◆ ASSIGNMENT 1 ◆
In the piece on mining and debt, how many workers did Anglo-American Platinum fire to resolve the three-week strike?
◆ ASSIGNMENT 2 ◆
Carry on the piece on mining and debt after its final sentence.

◆ DOCUMENT EXTRACT ◆
=== Begin Enclosure ===
One way of thinking about debt is spending the future: a debt incurred today must be repaid with future earnings. In planetary terms, mining places us all in biosphere debt. To open a mine is to guarantee further primary extraction, incurring high energy use, new carbon emissions, destruction of the local environment, atmospheric and water pollution. It further sets in motion the commodity production process because new minerals will become new cars or girders or an iPhone. In short, any chance at moving away from neo-liberalism would have to begin with a slowdown or even cessation of mining. At present mining companies are all trying to expand, while also reducing still further their labor costs. It will take a co-ordinated global movement to push back.
Last week the transnational steel giant ArcelorMittal finally closed its Florange steel furnaces in France, having waited out the French elections and the Olympics (where ArcelorMittal was a major sponsor). 700 jobs were lost with the usual knock-on effects that such retrenchment entails. As in 1981, the Socialist administration is discovering that its room for maneuver is far more limited than they expected.
In South Africa yesterday, the Anglo-American Platinum corporation resolved a three-week strike by firing 12,000 workers. The standard pattern sees the company then hire back a fraction of its former staff and reduce output. At present, world platinum prices have recovered from their low-point of August, to 2011 trading highs of about $1700 an ounce, still far below 2008 levels of $2200. More than enough to pay the salary being demanded by the miners which, at 15,000 Rand is ironically about $1700, the price of a single ounce of platinum. Too much for Anglo-American. In a country where people are desperate for work, firing workers that have become militant and replacing them with a totally different workforce is an acceptable option.
Xstrata, the world’s largest extractor of thermal coal, is still trying to merge with a financial company called Glencore in a $32 billion deal. The Glencore-Xstrata merger is unusual in that it brings together financial capital with primary extraction in the same company:
Xstrata is very good at operating mines efficiently and at low cost, without upsetting local communities. Glencore is not.
=== End Enclosure ===
Document understanding data
=== Begin Enclosure ===
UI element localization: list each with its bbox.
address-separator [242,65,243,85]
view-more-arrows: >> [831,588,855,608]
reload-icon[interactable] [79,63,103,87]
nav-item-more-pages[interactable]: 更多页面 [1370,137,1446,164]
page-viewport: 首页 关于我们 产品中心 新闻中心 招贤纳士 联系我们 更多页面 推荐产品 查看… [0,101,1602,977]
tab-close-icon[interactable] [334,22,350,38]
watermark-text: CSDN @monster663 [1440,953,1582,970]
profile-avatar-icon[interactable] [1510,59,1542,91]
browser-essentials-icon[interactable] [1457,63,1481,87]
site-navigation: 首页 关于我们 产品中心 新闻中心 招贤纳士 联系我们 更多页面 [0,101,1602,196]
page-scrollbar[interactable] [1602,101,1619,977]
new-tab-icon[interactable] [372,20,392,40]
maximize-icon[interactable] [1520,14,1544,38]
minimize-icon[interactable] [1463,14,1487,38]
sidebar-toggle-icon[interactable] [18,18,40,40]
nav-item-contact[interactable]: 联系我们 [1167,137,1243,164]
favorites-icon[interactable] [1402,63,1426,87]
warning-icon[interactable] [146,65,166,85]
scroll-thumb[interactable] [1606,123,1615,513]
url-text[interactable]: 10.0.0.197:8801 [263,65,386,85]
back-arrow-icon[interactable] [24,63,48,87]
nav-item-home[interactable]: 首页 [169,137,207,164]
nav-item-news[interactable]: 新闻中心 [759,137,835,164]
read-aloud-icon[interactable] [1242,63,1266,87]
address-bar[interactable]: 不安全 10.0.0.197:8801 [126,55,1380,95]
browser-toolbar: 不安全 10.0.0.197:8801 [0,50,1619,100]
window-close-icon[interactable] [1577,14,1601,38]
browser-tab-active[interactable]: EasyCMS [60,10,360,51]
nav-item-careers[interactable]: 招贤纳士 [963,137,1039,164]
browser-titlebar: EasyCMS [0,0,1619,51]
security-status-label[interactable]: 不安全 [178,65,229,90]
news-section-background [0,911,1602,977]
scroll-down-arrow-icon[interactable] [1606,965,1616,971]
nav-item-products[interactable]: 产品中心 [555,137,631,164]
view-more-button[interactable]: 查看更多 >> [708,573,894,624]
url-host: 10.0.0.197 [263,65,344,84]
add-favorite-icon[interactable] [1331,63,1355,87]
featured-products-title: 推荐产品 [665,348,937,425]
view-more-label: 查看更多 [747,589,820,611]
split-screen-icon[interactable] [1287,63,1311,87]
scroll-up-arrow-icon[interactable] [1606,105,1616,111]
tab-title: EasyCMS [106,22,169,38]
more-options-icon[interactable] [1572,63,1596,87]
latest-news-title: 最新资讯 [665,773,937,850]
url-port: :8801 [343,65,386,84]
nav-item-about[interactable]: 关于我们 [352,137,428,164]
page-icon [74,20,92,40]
=== End Enclosure ===
◆ TASK RESULT 1 ◆
12,000 workers.

◆ TASK RESULT 2 ◆
But it does boast a global network of commodities traders who possess unrivalled intelligence on global demand trends that theoretically allows them to make money at any stage of the commodity cycle.
This will create what corporate-speak calls a “vertically-integrated” company. In fact, it will amount to a dramatic change in philosophy. Xstrata is a greedy, play-it-safe company that works cosy, inside deals in countries that are considered “safe,” meaning pliant to neo-liberal market world views. Glencore, according to business journalist Nils Prately, are altogether more aggressive:
The Glencore thesis is that the best returns come from extending so-called brownfield sites and that the political risk that goes with investing in places like the Democratic Republic of Congo is tolerable.
Translated into English, this means that expansion in under-regulated, low-wage regions is considered worth the risk of political upheaval. This is not to say that Xstrata are not in favor of biosphere devastation.
This August they won approval from the Australian government to convert an underground zinc mine into a massive open-cut operation in Northern Territory (above). It’s just that they like governments who can be relied on to jump to the precise height required with no foreseeable risk of change.
Ironically, it’s being held up not by concerns about the disastrous biosphere impact but about the egregious payday (even by Wall Street standards) that Xstrata management lined up for themselves. Merger and retention bonuses (cash for showing up on Monday to do the job you had on Friday) would amount to a whopping $233 million. Shareholders are now getting to vote on the compensation deal but the big investors like Qatar’s sovereign fund are now behind it.
So we can see that neither shareholder activism, as in the Glencore-Xstrata merger, or strikes by workers as in France and South Africa, have been able to restrain multi-national mining.
In Texas beginning on September 24, a group of activists have taken to the trees to prevent the Keystone XL pipeline from being completed. This pipeline is being built to bring the “carbon-bomb” of Alberta’s tarsands oil to the Gulf coast. If you look at the clear-cutting and construction going on, it’s hard to imagine that a “decision” seriously remains to be made after this kind of expenditure. After November, whoever wins the elections, this pipeline will be authorized. The Texas activists, like their predecessors in the logging struggles in Washington State, have taken to the trees.